The input:
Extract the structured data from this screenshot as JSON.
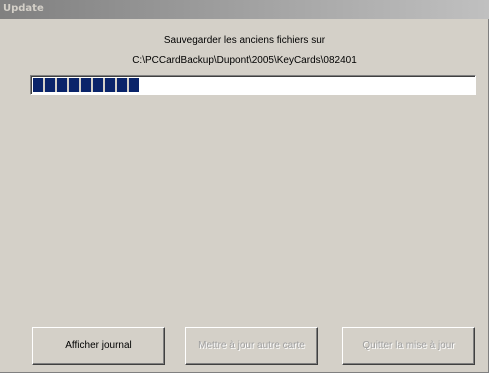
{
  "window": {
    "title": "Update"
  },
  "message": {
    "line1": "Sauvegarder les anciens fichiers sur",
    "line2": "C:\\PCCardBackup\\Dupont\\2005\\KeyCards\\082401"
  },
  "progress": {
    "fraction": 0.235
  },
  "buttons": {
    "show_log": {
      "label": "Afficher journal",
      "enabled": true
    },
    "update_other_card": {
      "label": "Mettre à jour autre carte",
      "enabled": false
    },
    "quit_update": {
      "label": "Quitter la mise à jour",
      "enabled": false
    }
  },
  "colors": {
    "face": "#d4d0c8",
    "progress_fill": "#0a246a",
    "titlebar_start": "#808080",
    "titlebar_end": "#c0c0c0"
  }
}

---

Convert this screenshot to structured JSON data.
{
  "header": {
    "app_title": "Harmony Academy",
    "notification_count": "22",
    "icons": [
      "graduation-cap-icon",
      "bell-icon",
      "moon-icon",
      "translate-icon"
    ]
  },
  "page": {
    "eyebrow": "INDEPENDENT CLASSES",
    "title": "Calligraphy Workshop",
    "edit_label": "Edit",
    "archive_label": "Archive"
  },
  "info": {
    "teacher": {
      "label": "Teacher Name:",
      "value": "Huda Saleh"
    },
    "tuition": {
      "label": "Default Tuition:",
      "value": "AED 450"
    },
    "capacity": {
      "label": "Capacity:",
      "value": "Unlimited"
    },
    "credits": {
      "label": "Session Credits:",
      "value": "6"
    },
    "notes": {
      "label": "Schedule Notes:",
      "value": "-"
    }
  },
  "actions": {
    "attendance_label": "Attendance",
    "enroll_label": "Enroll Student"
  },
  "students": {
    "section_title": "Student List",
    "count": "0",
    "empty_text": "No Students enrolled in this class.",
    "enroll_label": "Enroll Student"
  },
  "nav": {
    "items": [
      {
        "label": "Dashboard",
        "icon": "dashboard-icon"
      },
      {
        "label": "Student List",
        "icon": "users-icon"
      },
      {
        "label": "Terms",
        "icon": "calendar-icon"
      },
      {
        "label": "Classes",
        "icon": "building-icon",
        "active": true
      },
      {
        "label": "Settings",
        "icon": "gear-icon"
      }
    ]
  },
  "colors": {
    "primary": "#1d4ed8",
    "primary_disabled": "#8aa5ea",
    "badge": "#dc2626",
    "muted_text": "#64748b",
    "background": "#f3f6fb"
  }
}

Written request:
Select every line of the records holding the string "JSON".

Right answer:
Extract the structured data from this screenshot as JSON.
Convert this screenshot to structured JSON data.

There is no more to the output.